• Items from a figure collection
## START

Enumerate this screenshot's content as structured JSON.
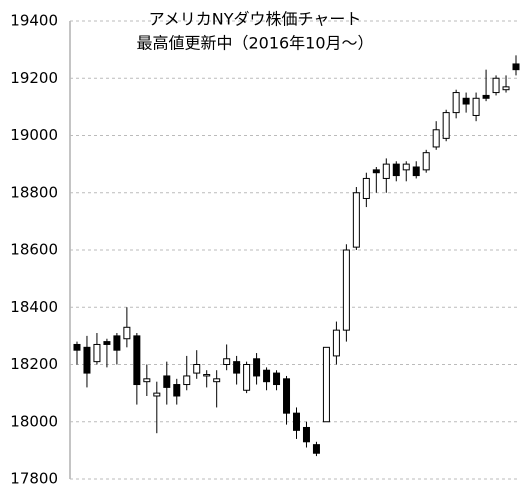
{
  "chart_data": {
    "type": "candlestick",
    "title": "アメリカNYダウ株価チャート",
    "subtitle": "最高値更新中（2016年10月～）",
    "open": [
      18270,
      18260,
      18210,
      18280,
      18300,
      18290,
      18300,
      18140,
      18090,
      18160,
      18130,
      18130,
      18170,
      18160,
      18140,
      18200,
      18210,
      18110,
      18220,
      18180,
      18170,
      18150,
      18030,
      17980,
      17920,
      18000,
      18230,
      18320,
      18610,
      18780,
      18880,
      18850,
      18900,
      18880,
      18890,
      18880,
      18960,
      18990,
      19080,
      19130,
      19070,
      19140,
      19150,
      19160,
      19250
    ],
    "high": [
      18280,
      18300,
      18310,
      18290,
      18310,
      18400,
      18310,
      18200,
      18140,
      18210,
      18150,
      18230,
      18250,
      18180,
      18180,
      18270,
      18230,
      18210,
      18240,
      18190,
      18180,
      18160,
      18050,
      18000,
      17930,
      18260,
      18350,
      18620,
      18820,
      18870,
      18890,
      18920,
      18910,
      18910,
      18910,
      18950,
      19050,
      19090,
      19160,
      19150,
      19150,
      19230,
      19210,
      19210,
      19280
    ],
    "low": [
      18200,
      18120,
      18200,
      18190,
      18200,
      18260,
      18060,
      18090,
      17960,
      18060,
      18060,
      18110,
      18150,
      18120,
      18050,
      18180,
      18130,
      18100,
      18130,
      18110,
      18110,
      17990,
      17940,
      17910,
      17880,
      18000,
      18200,
      18280,
      18600,
      18750,
      18800,
      18800,
      18840,
      18840,
      18850,
      18870,
      18950,
      18980,
      19060,
      19080,
      19050,
      19120,
      19140,
      19150,
      19210
    ],
    "close": [
      18250,
      18170,
      18270,
      18270,
      18250,
      18330,
      18130,
      18150,
      18100,
      18120,
      18090,
      18160,
      18200,
      18165,
      18150,
      18220,
      18170,
      18200,
      18160,
      18140,
      18130,
      18030,
      17970,
      17930,
      17890,
      18260,
      18320,
      18600,
      18800,
      18850,
      18870,
      18900,
      18860,
      18900,
      18860,
      18940,
      19020,
      19080,
      19150,
      19110,
      19130,
      19130,
      19200,
      19170,
      19230
    ],
    "up_color": "#ffffff",
    "down_color": "#000000",
    "ylim": [
      17800,
      19400
    ],
    "yticks": [
      17800,
      18000,
      18200,
      18400,
      18600,
      18800,
      19000,
      19200,
      19400
    ],
    "grid": true
  }
}
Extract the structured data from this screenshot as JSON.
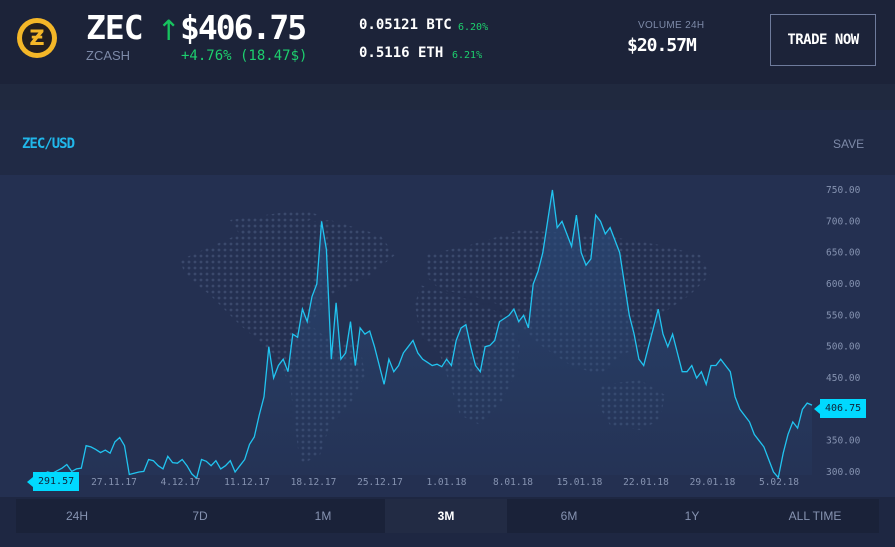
{
  "header": {
    "logo_glyph": "Ƶ",
    "symbol": "ZEC",
    "name": "ZCASH",
    "arrow": "↑",
    "price": "$406.75",
    "change": "+4.76% (18.47$)",
    "btc_rate": "0.05121 BTC",
    "btc_change": "6.20%",
    "eth_rate": "0.5116 ETH",
    "eth_change": "6.21%",
    "volume_label": "VOLUME 24H",
    "volume_value": "$20.57M",
    "trade_label": "TRADE NOW"
  },
  "panel": {
    "pair": "ZEC/USD",
    "save_label": "SAVE"
  },
  "tabs": [
    "24H",
    "7D",
    "1M",
    "3M",
    "6M",
    "1Y",
    "ALL TIME"
  ],
  "active_tab": "3M",
  "colors": {
    "accent": "#20b7ea",
    "positive": "#1dcf6e",
    "logo": "#f4b728",
    "line": "#21c4f0"
  },
  "chart_data": {
    "type": "line",
    "title": "",
    "xlabel": "",
    "ylabel": "",
    "ylim": [
      285,
      760
    ],
    "y_ticks": [
      "750.00",
      "700.00",
      "650.00",
      "600.00",
      "550.00",
      "500.00",
      "450.00",
      "400.00",
      "350.00",
      "300.00"
    ],
    "x_ticks": [
      "27.11.17",
      "4.12.17",
      "11.12.17",
      "18.12.17",
      "25.12.17",
      "1.01.18",
      "8.01.18",
      "15.01.18",
      "22.01.18",
      "29.01.18",
      "5.02.18"
    ],
    "start_label": "291.57",
    "end_label": "406.75",
    "series": [
      {
        "values": [
          291.57,
          296,
          300,
          298,
          302,
          306,
          312,
          301,
          305,
          306,
          342,
          340,
          336,
          331,
          335,
          330,
          348,
          355,
          342,
          296,
          298,
          300,
          301,
          320,
          318,
          310,
          305,
          325,
          315,
          314,
          320,
          310,
          297,
          290,
          320,
          317,
          310,
          318,
          305,
          310,
          318,
          300,
          310,
          320,
          344,
          356,
          390,
          420,
          500,
          450,
          470,
          480,
          460,
          520,
          515,
          560,
          540,
          580,
          600,
          700,
          655,
          480,
          570,
          480,
          490,
          540,
          470,
          530,
          520,
          525,
          500,
          470,
          440,
          480,
          460,
          470,
          490,
          500,
          510,
          490,
          480,
          475,
          470,
          472,
          468,
          480,
          470,
          510,
          530,
          535,
          500,
          470,
          460,
          500,
          502,
          510,
          540,
          545,
          550,
          560,
          540,
          550,
          530,
          600,
          620,
          650,
          700,
          750,
          690,
          700,
          680,
          660,
          710,
          650,
          630,
          640,
          710,
          700,
          680,
          690,
          670,
          650,
          600,
          550,
          520,
          480,
          470,
          500,
          530,
          560,
          520,
          500,
          520,
          490,
          460,
          460,
          470,
          450,
          460,
          440,
          470,
          470,
          480,
          470,
          460,
          420,
          400,
          390,
          380,
          360,
          350,
          340,
          320,
          300,
          291,
          330,
          360,
          380,
          370,
          400,
          410,
          406.75
        ]
      }
    ]
  }
}
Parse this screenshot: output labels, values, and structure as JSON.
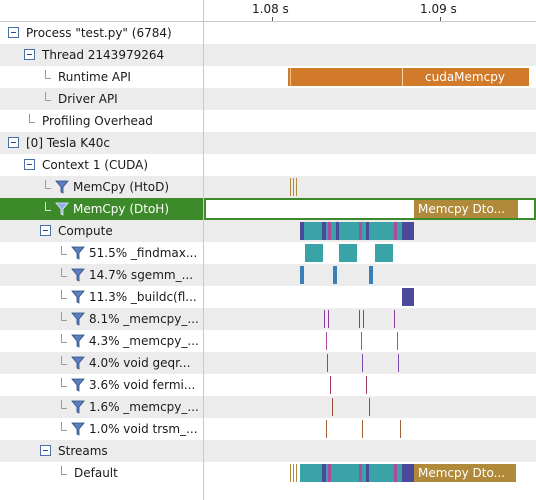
{
  "ruler": {
    "ticks": [
      "1.08 s",
      "1.09 s"
    ]
  },
  "tree": {
    "process": "Process \"test.py\" (6784)",
    "thread": "Thread 2143979264",
    "runtime_api": "Runtime API",
    "driver_api": "Driver API",
    "profiling_overhead": "Profiling Overhead",
    "device": "[0] Tesla K40c",
    "context": "Context 1 (CUDA)",
    "memcpy_htod": "MemCpy (HtoD)",
    "memcpy_dtoh": "MemCpy (DtoH)",
    "compute": "Compute",
    "kernels": [
      "51.5% _findmax...",
      "14.7% sgemm_...",
      "11.3% _buildc(fl...",
      "8.1% _memcpy_...",
      "4.3% _memcpy_...",
      "4.0% void geqr...",
      "3.6% void fermi...",
      "1.6% _memcpy_...",
      "1.0% void trsm_..."
    ],
    "streams": "Streams",
    "default_stream": "Default"
  },
  "timeline": {
    "runtime_bar_label": "cudaMemcpy",
    "dtoh_bar_label": "Memcpy Dto...",
    "default_bar_label": "Memcpy Dto..."
  },
  "colors": {
    "selection": "#3d8a2a",
    "runtime_api": "#d07a2a",
    "memcpy": "#b08a3a",
    "compute_teal": "#3aa3a8",
    "compute_purple": "#4b4a9a"
  }
}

## END

• What this task involves
For the listing above, identify each line bearing "screenshot".

• The solution
Enumerate this screenshot's content as structured JSON.
Extract the structured data from this screenshot as JSON.
Parse this screenshot: output labels, values, and structure as JSON.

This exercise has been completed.